◆ Task requirements: Tell how many lines in the data below hold the string "Budget"; give nothing but the number.

◆ Data extract:
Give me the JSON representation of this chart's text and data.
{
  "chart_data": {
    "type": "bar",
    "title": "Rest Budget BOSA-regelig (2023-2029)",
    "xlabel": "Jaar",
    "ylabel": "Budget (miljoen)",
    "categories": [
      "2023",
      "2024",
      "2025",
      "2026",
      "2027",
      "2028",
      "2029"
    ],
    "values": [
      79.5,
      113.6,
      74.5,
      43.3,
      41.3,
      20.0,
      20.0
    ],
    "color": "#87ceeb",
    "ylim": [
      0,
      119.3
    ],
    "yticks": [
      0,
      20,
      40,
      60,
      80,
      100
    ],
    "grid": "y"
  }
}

◆ Solution to this exercise: 2